>> Begin

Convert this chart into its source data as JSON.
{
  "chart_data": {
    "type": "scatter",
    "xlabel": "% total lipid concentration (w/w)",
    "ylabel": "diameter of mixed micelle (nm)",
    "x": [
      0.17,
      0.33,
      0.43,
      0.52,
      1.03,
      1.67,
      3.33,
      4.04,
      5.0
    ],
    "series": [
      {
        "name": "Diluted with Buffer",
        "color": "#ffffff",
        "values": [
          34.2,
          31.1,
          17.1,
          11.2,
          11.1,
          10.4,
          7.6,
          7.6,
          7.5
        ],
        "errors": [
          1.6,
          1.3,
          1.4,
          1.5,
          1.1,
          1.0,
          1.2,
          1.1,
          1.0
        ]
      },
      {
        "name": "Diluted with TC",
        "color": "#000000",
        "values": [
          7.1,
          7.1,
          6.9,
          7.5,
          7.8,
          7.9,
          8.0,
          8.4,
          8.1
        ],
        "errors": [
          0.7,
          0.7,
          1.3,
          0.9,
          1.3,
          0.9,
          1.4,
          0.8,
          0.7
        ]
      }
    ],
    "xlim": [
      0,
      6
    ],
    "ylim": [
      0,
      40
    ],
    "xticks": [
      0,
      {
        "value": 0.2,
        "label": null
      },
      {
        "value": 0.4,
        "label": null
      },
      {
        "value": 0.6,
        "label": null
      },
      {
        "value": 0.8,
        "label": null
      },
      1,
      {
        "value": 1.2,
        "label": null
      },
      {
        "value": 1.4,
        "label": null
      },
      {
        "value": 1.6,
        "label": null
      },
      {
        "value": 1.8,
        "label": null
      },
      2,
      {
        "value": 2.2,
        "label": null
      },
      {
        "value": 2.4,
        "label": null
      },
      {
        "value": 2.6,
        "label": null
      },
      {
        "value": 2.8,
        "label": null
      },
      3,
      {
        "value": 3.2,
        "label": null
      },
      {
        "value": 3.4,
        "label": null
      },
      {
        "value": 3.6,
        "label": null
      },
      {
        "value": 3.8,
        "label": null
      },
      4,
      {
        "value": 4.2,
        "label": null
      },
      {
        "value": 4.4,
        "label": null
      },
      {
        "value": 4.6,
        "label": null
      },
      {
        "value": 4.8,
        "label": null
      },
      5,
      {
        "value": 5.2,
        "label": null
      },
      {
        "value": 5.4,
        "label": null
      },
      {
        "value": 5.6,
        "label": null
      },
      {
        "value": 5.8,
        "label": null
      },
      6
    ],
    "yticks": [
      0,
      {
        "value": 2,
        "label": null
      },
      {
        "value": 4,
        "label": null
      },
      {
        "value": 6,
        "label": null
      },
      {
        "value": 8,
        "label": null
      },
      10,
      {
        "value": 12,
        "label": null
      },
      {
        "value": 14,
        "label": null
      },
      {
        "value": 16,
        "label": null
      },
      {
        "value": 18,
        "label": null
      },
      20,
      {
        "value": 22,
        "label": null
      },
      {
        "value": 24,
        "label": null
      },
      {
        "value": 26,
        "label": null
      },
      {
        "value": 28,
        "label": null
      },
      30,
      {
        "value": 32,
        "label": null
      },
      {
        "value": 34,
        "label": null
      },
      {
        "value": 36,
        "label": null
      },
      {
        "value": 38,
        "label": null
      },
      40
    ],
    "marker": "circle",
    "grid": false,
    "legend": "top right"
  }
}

>> End

Return a copy of every line that includes the word "with".

Solution to this exercise:
        "name": "Diluted with Buffer",
        "name": "Diluted with TC",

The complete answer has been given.